== TASK DIRECTIONS ==
Where a line below holds the string "representation", copy that line.

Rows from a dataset
──────

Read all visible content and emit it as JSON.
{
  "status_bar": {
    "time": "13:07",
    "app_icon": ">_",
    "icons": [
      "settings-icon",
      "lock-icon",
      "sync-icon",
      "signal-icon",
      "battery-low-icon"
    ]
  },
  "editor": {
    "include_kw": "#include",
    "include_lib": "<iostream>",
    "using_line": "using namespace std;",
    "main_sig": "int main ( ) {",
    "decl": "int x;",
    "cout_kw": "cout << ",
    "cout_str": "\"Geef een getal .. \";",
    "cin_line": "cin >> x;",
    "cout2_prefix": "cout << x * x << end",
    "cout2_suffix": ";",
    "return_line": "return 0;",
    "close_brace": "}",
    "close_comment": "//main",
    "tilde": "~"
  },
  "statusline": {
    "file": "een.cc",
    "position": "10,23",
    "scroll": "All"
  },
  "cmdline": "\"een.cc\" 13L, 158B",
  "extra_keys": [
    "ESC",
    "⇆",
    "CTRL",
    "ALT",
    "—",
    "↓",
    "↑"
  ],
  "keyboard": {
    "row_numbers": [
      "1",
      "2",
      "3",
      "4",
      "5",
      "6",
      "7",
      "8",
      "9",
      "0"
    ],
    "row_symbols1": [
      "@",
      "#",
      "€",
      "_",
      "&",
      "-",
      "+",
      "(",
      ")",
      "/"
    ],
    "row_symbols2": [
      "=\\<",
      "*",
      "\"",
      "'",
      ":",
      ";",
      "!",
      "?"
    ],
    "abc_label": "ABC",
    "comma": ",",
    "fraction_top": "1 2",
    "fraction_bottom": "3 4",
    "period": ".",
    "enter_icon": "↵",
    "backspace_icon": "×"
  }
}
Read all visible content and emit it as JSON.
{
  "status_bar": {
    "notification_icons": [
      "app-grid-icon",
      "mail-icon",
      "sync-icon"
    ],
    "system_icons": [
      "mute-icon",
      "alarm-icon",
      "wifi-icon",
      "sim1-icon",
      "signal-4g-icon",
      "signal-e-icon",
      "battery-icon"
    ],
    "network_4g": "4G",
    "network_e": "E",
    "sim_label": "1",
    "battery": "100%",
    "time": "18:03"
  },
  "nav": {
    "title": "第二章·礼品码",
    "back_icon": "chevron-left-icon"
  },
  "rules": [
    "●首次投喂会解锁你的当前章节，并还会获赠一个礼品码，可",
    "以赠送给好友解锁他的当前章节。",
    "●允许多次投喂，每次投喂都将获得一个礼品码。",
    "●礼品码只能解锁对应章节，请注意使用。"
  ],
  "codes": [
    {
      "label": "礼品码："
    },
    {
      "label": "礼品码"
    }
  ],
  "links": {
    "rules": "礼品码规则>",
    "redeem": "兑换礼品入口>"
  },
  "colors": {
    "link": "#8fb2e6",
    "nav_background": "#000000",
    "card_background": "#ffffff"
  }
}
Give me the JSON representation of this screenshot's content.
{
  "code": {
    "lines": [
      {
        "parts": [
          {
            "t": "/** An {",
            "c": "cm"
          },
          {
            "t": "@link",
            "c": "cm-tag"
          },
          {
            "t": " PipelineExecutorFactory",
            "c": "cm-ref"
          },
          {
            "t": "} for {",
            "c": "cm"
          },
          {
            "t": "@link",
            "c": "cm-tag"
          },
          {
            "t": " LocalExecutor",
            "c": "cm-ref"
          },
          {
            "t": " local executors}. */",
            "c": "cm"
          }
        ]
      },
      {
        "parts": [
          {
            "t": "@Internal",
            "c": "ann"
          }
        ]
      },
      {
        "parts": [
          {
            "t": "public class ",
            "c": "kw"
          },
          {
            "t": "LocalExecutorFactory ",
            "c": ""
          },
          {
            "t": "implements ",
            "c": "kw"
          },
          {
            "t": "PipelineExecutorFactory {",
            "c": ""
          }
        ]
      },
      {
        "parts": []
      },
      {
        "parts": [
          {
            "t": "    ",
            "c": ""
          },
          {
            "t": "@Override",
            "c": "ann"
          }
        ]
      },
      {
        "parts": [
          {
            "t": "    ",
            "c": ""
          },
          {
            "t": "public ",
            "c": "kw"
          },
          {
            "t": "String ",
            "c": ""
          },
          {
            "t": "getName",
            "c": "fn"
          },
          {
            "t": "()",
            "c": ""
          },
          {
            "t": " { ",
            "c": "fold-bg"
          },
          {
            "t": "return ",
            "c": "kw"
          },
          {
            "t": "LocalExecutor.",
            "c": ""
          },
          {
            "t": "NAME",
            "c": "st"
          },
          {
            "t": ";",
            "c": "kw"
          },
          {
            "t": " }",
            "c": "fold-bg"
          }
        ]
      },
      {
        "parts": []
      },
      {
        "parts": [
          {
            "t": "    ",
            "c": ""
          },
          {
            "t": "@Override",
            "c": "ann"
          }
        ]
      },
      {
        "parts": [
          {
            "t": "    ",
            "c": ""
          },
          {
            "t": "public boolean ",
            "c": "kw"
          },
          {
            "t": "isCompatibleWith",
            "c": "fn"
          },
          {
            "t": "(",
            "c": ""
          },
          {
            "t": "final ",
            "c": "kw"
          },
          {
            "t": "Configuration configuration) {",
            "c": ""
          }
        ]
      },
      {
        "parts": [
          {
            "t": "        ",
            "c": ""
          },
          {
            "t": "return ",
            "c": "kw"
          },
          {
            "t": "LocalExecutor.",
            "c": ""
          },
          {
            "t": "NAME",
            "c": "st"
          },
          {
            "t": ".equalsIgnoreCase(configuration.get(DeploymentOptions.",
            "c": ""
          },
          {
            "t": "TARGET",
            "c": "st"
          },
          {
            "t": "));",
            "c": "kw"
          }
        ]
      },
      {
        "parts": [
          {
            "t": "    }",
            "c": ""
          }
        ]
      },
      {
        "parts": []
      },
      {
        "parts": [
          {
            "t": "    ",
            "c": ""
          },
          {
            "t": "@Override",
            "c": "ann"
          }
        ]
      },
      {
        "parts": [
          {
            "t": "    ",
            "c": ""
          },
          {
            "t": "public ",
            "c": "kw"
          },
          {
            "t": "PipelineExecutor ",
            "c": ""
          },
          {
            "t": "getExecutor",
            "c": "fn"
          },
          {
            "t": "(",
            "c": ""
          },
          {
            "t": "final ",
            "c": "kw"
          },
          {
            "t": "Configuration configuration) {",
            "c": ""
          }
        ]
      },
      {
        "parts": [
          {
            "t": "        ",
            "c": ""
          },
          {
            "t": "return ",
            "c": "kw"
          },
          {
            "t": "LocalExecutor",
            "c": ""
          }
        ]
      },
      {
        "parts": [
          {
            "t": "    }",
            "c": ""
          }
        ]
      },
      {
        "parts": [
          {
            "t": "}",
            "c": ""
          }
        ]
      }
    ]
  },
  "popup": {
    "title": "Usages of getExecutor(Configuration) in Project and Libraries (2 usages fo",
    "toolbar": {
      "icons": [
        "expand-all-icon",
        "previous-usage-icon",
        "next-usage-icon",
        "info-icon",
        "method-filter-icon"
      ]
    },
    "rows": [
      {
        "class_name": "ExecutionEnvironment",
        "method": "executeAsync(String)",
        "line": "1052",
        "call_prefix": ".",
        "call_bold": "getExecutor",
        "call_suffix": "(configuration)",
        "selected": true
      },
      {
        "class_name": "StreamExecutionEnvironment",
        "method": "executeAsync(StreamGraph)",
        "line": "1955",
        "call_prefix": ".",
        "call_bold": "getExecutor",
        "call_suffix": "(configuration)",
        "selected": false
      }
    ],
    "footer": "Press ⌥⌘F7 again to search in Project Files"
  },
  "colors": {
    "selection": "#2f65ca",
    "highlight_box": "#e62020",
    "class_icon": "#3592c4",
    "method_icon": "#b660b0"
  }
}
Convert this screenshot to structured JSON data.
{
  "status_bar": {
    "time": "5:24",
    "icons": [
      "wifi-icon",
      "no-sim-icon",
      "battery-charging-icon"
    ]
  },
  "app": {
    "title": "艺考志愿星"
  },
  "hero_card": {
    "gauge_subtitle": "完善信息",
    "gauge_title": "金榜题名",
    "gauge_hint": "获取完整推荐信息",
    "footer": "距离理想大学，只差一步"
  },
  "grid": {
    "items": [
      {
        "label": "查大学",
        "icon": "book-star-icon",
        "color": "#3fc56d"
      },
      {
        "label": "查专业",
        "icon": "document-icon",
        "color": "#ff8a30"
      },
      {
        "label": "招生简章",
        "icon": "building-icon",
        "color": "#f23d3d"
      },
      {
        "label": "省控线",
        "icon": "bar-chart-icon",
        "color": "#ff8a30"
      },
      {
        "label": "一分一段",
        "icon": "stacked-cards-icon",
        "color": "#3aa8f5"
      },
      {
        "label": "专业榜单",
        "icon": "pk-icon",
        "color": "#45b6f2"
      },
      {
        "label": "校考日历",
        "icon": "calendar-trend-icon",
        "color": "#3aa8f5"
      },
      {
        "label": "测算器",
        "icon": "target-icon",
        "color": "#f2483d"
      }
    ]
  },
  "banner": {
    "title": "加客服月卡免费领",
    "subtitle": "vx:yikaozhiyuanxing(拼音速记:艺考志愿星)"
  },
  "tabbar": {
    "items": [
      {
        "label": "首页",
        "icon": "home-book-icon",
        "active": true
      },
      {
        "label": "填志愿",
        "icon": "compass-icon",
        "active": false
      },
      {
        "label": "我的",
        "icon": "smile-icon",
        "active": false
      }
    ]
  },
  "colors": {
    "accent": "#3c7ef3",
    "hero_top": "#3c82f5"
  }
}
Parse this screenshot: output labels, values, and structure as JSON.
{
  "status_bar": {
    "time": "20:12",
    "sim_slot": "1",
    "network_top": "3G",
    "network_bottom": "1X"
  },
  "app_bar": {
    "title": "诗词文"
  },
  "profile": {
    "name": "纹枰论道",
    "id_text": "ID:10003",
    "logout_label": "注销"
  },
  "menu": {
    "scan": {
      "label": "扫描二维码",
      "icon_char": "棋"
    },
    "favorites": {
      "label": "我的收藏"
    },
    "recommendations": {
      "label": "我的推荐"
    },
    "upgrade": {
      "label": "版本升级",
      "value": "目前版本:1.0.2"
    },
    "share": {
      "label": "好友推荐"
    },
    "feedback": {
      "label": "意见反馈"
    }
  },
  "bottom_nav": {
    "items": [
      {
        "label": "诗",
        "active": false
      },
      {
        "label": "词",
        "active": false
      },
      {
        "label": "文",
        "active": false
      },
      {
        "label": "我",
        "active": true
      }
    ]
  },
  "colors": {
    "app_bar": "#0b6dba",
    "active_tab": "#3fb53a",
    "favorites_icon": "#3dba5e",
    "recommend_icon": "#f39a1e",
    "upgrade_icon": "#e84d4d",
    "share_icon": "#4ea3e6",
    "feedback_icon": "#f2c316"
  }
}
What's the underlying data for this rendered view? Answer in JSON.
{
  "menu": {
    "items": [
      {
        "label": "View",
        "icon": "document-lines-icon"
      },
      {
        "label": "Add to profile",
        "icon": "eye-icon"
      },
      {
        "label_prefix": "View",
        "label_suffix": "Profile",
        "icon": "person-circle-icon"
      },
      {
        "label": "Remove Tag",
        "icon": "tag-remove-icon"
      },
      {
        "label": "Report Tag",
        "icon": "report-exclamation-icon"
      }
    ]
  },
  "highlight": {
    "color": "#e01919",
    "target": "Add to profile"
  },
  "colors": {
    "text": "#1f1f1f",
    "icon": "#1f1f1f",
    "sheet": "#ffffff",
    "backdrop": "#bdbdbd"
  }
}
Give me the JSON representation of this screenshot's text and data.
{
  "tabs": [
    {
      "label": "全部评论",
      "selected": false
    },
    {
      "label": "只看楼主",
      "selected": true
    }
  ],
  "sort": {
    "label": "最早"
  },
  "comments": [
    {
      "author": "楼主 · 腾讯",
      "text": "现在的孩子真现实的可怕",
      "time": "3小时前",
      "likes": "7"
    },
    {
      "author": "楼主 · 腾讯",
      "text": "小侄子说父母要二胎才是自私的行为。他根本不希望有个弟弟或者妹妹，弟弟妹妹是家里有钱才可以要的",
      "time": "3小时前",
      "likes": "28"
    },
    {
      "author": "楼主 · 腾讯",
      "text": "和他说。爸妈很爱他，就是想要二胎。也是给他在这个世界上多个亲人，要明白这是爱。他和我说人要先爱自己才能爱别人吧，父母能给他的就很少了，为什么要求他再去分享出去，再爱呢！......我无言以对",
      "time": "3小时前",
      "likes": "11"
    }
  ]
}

──────

== ANSWER TO THE PROBLEM ==
Give me the JSON representation of this screenshot's content.
Give me the JSON representation of this screenshot's text and data.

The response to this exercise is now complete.